**Data records**
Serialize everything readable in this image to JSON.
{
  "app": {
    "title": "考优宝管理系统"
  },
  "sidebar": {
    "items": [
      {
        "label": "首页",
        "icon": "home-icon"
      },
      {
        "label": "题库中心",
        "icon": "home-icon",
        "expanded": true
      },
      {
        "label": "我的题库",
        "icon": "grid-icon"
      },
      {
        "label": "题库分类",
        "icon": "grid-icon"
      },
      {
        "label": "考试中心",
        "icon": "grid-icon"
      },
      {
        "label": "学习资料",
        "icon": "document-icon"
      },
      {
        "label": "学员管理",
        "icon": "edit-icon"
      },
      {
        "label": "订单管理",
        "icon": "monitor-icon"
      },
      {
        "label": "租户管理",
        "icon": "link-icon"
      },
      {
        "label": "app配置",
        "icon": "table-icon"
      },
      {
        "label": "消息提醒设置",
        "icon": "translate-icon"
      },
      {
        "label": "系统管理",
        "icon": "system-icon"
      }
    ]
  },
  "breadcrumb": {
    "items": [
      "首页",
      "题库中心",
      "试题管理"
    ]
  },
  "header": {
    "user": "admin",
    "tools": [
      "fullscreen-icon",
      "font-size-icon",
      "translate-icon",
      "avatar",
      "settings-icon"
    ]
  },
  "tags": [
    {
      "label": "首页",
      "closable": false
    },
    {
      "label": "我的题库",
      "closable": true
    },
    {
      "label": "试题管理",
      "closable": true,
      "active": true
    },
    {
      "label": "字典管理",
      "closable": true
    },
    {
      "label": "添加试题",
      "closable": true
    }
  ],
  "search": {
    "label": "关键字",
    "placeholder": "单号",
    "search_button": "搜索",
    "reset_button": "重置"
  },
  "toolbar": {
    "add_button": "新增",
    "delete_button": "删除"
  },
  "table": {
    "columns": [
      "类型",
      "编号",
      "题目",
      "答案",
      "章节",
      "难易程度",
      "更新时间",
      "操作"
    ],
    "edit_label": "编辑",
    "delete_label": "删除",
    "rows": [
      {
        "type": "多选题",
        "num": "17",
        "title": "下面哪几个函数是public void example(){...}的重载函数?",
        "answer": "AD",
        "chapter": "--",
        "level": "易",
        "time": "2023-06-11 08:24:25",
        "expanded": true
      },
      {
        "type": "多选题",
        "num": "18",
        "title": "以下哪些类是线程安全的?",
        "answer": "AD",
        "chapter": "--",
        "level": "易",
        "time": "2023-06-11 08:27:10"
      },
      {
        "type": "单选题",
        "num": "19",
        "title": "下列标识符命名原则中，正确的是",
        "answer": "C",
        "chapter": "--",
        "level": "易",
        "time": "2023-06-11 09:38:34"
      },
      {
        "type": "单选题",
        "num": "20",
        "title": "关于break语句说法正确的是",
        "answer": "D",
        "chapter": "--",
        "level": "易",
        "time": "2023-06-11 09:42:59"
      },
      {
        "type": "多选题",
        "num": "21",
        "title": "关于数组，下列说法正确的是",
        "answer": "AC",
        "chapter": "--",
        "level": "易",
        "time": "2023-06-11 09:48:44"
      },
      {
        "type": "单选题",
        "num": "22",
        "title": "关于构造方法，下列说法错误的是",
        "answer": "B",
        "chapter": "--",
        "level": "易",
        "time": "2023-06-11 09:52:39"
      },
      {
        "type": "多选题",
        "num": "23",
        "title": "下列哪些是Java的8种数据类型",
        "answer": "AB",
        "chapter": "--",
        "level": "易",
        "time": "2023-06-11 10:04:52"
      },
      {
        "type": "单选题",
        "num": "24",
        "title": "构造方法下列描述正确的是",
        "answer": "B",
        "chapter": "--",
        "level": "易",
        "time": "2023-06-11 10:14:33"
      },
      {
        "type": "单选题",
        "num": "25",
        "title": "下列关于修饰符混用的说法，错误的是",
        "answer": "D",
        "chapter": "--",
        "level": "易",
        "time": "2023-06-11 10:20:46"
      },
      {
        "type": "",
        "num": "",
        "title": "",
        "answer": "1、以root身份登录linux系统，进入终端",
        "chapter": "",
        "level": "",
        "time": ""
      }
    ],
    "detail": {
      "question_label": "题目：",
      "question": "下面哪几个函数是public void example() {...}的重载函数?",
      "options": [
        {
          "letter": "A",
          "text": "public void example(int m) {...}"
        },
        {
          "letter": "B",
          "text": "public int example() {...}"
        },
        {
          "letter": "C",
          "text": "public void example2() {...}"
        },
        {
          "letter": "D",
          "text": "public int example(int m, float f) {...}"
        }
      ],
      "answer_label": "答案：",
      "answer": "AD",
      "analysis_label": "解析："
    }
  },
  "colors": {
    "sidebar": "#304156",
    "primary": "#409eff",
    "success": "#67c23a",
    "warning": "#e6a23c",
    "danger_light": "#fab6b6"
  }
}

**Task requirements**
Copy the entries above exactly, leaving none out.

**Reply**
Serialize everything readable in this image to JSON.
{
  "app": {
    "title": "考优宝管理系统"
  },
  "sidebar": {
    "items": [
      {
        "label": "首页",
        "icon": "home-icon"
      },
      {
        "label": "题库中心",
        "icon": "home-icon",
        "expanded": true
      },
      {
        "label": "我的题库",
        "icon": "grid-icon"
      },
      {
        "label": "题库分类",
        "icon": "grid-icon"
      },
      {
        "label": "考试中心",
        "icon": "grid-icon"
      },
      {
        "label": "学习资料",
        "icon": "document-icon"
      },
      {
        "label": "学员管理",
        "icon": "edit-icon"
      },
      {
        "label": "订单管理",
        "icon": "monitor-icon"
      },
      {
        "label": "租户管理",
        "icon": "link-icon"
      },
      {
        "label": "app配置",
        "icon": "table-icon"
      },
      {
        "label": "消息提醒设置",
        "icon": "translate-icon"
      },
      {
        "label": "系统管理",
        "icon": "system-icon"
      }
    ]
  },
  "breadcrumb": {
    "items": [
      "首页",
      "题库中心",
      "试题管理"
    ]
  },
  "header": {
    "user": "admin",
    "tools": [
      "fullscreen-icon",
      "font-size-icon",
      "translate-icon",
      "avatar",
      "settings-icon"
    ]
  },
  "tags": [
    {
      "label": "首页",
      "closable": false
    },
    {
      "label": "我的题库",
      "closable": true
    },
    {
      "label": "试题管理",
      "closable": true,
      "active": true
    },
    {
      "label": "字典管理",
      "closable": true
    },
    {
      "label": "添加试题",
      "closable": true
    }
  ],
  "search": {
    "label": "关键字",
    "placeholder": "单号",
    "search_button": "搜索",
    "reset_button": "重置"
  },
  "toolbar": {
    "add_button": "新增",
    "delete_button": "删除"
  },
  "table": {
    "columns": [
      "类型",
      "编号",
      "题目",
      "答案",
      "章节",
      "难易程度",
      "更新时间",
      "操作"
    ],
    "edit_label": "编辑",
    "delete_label": "删除",
    "rows": [
      {
        "type": "多选题",
        "num": "17",
        "title": "下面哪几个函数是public void example(){...}的重载函数?",
        "answer": "AD",
        "chapter": "--",
        "level": "易",
        "time": "2023-06-11 08:24:25",
        "expanded": true
      },
      {
        "type": "多选题",
        "num": "18",
        "title": "以下哪些类是线程安全的?",
        "answer": "AD",
        "chapter": "--",
        "level": "易",
        "time": "2023-06-11 08:27:10"
      },
      {
        "type": "单选题",
        "num": "19",
        "title": "下列标识符命名原则中，正确的是",
        "answer": "C",
        "chapter": "--",
        "level": "易",
        "time": "2023-06-11 09:38:34"
      },
      {
        "type": "单选题",
        "num": "20",
        "title": "关于break语句说法正确的是",
        "answer": "D",
        "chapter": "--",
        "level": "易",
        "time": "2023-06-11 09:42:59"
      },
      {
        "type": "多选题",
        "num": "21",
        "title": "关于数组，下列说法正确的是",
        "answer": "AC",
        "chapter": "--",
        "level": "易",
        "time": "2023-06-11 09:48:44"
      },
      {
        "type": "单选题",
        "num": "22",
        "title": "关于构造方法，下列说法错误的是",
        "answer": "B",
        "chapter": "--",
        "level": "易",
        "time": "2023-06-11 09:52:39"
      },
      {
        "type": "多选题",
        "num": "23",
        "title": "下列哪些是Java的8种数据类型",
        "answer": "AB",
        "chapter": "--",
        "level": "易",
        "time": "2023-06-11 10:04:52"
      },
      {
        "type": "单选题",
        "num": "24",
        "title": "构造方法下列描述正确的是",
        "answer": "B",
        "chapter": "--",
        "level": "易",
        "time": "2023-06-11 10:14:33"
      },
      {
        "type": "单选题",
        "num": "25",
        "title": "下列关于修饰符混用的说法，错误的是",
        "answer": "D",
        "chapter": "--",
        "level": "易",
        "time": "2023-06-11 10:20:46"
      },
      {
        "type": "",
        "num": "",
        "title": "",
        "answer": "1、以root身份登录linux系统，进入终端",
        "chapter": "",
        "level": "",
        "time": ""
      }
    ],
    "detail": {
      "question_label": "题目：",
      "question": "下面哪几个函数是public void example() {...}的重载函数?",
      "options": [
        {
          "letter": "A",
          "text": "public void example(int m) {...}"
        },
        {
          "letter": "B",
          "text": "public int example() {...}"
        },
        {
          "letter": "C",
          "text": "public void example2() {...}"
        },
        {
          "letter": "D",
          "text": "public int example(int m, float f) {...}"
        }
      ],
      "answer_label": "答案：",
      "answer": "AD",
      "analysis_label": "解析："
    }
  },
  "colors": {
    "sidebar": "#304156",
    "primary": "#409eff",
    "success": "#67c23a",
    "warning": "#e6a23c",
    "danger_light": "#fab6b6"
  }
}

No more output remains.